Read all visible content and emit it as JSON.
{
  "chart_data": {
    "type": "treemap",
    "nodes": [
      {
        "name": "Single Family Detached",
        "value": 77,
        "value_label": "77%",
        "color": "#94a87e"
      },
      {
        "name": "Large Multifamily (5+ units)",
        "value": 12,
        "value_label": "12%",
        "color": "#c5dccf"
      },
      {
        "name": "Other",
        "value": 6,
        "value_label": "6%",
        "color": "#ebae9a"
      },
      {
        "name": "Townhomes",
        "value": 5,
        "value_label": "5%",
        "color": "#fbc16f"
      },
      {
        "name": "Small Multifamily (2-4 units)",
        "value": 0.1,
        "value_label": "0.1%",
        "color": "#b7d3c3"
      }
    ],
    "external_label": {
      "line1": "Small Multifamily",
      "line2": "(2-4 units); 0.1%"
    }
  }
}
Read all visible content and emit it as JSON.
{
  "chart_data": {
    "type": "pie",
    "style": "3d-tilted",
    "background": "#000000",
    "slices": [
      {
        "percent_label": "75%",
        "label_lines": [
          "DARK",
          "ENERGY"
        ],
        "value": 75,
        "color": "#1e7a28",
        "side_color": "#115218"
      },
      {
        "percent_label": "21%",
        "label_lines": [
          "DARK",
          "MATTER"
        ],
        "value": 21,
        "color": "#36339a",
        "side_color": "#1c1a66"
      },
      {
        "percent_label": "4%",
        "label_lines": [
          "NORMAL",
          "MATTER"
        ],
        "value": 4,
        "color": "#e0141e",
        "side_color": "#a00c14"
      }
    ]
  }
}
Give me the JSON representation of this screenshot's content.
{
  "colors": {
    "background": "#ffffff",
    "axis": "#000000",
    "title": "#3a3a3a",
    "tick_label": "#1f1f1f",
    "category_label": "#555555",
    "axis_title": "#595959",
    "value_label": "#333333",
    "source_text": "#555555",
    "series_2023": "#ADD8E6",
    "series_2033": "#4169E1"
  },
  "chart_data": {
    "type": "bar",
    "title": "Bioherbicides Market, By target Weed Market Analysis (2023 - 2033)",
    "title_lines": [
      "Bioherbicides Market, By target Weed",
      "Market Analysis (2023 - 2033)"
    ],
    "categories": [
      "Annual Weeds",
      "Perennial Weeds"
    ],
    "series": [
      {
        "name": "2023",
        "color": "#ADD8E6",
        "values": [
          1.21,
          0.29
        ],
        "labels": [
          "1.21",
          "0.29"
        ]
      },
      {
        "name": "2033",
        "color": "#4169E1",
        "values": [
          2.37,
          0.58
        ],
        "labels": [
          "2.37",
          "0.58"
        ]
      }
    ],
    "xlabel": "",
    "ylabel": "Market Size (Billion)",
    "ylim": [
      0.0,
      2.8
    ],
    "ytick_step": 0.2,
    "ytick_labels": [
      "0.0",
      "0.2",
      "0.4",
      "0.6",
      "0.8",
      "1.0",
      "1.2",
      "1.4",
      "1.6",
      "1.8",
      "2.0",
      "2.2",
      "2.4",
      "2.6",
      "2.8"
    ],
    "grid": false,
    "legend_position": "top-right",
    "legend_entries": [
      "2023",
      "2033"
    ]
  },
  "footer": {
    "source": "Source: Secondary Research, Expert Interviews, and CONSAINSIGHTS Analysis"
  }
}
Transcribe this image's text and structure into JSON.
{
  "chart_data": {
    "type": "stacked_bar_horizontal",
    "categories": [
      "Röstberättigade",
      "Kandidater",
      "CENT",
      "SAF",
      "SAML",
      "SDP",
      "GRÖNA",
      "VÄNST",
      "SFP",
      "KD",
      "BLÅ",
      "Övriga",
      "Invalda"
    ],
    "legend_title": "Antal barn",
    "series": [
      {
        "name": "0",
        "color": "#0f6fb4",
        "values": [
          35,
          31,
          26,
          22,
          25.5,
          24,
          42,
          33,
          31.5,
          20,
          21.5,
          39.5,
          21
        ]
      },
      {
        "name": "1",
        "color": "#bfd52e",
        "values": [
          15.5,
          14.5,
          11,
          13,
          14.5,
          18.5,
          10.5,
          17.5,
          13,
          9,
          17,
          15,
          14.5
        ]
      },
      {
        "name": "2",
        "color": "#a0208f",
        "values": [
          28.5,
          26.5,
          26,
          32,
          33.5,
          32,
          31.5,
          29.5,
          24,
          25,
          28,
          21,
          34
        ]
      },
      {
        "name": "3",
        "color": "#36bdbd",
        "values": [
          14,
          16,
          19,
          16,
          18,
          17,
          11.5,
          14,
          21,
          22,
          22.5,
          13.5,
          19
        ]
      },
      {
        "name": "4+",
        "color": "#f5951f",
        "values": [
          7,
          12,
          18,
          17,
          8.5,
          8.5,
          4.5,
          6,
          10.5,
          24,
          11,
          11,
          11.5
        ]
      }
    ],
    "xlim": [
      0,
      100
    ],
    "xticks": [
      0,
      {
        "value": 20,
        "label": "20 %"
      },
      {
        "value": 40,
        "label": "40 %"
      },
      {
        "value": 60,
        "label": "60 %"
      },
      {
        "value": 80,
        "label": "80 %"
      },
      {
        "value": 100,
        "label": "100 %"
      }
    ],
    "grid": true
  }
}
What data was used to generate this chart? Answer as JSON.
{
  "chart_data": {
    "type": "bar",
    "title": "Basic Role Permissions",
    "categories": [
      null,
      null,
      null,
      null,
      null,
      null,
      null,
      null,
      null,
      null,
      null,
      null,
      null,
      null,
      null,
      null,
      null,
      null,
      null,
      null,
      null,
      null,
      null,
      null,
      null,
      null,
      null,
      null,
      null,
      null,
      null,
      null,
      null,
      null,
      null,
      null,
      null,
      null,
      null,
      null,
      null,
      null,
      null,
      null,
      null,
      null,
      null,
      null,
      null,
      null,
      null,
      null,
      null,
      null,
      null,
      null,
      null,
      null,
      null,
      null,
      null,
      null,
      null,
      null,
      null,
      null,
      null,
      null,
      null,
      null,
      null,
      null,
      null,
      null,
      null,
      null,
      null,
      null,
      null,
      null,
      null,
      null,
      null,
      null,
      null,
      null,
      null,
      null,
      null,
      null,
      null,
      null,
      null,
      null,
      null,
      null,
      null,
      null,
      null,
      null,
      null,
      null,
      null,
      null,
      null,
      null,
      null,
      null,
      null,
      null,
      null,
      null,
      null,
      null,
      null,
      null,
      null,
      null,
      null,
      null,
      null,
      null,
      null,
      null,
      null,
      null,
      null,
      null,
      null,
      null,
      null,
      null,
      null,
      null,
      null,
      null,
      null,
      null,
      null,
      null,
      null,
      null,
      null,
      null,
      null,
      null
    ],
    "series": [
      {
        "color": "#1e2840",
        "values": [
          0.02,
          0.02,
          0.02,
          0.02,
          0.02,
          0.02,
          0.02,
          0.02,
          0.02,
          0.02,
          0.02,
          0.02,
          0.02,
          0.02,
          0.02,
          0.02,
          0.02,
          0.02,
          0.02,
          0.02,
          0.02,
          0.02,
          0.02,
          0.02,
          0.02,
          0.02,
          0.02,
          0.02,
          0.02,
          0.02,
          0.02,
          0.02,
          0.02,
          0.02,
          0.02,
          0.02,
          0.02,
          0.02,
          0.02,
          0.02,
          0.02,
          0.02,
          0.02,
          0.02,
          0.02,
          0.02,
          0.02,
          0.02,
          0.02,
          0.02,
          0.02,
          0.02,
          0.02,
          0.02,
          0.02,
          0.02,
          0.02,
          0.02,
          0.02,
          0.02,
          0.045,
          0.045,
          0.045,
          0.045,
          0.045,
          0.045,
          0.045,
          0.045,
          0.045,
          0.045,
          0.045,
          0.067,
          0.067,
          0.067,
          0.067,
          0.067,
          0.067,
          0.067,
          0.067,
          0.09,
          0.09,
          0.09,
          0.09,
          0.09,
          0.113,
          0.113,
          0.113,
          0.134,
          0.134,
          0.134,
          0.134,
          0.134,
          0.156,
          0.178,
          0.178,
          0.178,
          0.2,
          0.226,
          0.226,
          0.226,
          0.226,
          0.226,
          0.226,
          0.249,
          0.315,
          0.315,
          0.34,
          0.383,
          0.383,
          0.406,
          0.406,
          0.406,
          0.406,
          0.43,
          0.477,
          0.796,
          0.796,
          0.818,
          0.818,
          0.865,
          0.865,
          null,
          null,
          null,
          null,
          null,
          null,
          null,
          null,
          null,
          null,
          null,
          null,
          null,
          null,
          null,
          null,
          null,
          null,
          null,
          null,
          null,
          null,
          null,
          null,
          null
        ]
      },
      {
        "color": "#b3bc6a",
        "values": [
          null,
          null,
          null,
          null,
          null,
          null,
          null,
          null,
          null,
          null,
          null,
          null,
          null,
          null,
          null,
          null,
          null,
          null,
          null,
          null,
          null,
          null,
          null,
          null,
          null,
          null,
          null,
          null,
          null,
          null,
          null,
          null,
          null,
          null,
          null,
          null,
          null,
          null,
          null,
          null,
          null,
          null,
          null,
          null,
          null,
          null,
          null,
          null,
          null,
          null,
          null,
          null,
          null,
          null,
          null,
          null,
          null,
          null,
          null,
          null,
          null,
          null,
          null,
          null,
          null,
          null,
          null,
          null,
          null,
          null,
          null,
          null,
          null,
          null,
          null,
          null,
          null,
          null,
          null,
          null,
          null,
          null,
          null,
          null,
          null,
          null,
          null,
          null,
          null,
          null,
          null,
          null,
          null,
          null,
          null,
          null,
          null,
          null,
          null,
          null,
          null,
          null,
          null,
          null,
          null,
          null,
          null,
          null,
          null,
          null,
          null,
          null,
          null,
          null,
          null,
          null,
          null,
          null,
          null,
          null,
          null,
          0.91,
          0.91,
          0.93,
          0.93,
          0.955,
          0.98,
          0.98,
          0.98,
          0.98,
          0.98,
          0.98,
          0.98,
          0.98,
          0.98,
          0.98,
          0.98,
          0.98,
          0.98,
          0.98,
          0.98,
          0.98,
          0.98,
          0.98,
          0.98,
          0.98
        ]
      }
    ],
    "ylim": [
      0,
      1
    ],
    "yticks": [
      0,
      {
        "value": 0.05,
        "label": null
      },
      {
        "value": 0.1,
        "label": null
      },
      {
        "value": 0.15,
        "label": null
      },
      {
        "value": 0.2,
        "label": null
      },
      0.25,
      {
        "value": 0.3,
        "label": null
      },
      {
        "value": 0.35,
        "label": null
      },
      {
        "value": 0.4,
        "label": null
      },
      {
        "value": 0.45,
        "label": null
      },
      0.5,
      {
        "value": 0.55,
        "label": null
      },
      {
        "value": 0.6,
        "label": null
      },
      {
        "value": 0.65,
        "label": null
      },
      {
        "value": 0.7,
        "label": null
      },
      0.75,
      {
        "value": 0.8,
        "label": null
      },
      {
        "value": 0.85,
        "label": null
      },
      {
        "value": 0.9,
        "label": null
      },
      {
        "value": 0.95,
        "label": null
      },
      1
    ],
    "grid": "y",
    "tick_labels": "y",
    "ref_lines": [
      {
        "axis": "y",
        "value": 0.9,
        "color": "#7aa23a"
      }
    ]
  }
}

_What the exercise asks_
In the records above, find each line with the word "type" and copy it.

_Answer to this exercise_
    "type": "treemap",
    "type": "pie",
    "type": "bar",
    "type": "stacked_bar_horizontal",
    "type": "bar",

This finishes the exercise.